> _Challenge_
In the material below, list every line carrying the string "this".
** start Given records **
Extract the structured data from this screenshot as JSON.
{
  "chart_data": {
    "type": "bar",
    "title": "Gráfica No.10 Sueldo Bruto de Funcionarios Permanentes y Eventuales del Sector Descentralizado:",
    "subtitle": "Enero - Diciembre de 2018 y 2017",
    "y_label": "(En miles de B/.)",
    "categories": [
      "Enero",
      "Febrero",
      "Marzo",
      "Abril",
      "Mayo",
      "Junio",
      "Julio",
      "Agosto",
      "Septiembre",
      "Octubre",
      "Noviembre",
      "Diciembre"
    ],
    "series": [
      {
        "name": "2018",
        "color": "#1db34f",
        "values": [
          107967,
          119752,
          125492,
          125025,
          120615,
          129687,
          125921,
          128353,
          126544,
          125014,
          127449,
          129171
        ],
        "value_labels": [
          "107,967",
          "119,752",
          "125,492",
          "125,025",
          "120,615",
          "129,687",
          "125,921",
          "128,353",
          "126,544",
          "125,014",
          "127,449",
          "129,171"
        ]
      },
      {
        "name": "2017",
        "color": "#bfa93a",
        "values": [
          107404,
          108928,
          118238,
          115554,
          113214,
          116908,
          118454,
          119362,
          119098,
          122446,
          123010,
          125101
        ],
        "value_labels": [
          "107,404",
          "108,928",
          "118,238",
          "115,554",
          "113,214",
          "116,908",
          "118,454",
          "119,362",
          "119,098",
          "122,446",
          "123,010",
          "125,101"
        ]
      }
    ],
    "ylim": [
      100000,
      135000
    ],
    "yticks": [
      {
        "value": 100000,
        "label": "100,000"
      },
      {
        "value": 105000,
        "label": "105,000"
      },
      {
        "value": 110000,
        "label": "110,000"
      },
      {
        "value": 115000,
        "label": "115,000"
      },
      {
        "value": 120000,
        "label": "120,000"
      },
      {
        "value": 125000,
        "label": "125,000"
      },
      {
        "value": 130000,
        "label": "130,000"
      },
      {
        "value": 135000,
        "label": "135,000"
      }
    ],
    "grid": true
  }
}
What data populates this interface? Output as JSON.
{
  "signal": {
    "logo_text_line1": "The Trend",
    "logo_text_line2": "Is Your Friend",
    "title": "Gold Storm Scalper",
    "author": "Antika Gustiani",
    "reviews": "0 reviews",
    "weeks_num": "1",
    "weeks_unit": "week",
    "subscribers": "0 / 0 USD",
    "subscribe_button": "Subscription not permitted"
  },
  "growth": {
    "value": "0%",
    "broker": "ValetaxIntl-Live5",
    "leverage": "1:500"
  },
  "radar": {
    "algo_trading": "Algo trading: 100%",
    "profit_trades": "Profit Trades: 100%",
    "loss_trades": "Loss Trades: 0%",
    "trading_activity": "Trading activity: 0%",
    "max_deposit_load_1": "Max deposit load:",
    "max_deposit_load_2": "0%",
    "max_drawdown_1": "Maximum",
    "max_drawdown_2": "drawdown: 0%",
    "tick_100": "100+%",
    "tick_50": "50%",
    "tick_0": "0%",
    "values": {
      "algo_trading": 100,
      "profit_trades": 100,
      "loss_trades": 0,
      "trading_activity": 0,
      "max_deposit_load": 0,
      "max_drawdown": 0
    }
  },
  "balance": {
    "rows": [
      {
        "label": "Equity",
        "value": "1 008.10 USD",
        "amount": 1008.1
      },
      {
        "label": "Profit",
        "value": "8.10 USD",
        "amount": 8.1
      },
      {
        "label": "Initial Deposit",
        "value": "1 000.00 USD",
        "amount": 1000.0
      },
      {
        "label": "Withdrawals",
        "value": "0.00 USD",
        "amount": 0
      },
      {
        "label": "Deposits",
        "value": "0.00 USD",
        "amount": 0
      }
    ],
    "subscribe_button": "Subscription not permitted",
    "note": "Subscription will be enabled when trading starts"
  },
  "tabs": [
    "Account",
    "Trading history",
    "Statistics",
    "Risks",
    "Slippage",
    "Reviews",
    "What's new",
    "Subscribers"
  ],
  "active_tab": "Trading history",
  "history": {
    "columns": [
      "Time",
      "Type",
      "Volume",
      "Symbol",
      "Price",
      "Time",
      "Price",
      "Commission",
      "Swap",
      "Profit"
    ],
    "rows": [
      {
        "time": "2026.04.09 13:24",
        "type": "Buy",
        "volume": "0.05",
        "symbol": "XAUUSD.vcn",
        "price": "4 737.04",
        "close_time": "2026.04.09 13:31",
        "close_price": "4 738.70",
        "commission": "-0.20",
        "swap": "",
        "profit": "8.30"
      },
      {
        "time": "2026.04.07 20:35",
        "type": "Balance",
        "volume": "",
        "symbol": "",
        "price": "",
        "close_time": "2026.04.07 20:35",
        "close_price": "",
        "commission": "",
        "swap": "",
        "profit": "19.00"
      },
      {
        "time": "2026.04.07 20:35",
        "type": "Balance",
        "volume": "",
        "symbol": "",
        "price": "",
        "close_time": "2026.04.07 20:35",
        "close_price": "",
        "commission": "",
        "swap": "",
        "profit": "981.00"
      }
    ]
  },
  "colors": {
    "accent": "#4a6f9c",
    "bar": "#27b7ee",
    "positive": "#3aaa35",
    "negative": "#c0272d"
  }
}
** end Given records **
> _Expected answer_
Extract the structured data from this screenshot as JSON.
What data populates this interface? Output as JSON.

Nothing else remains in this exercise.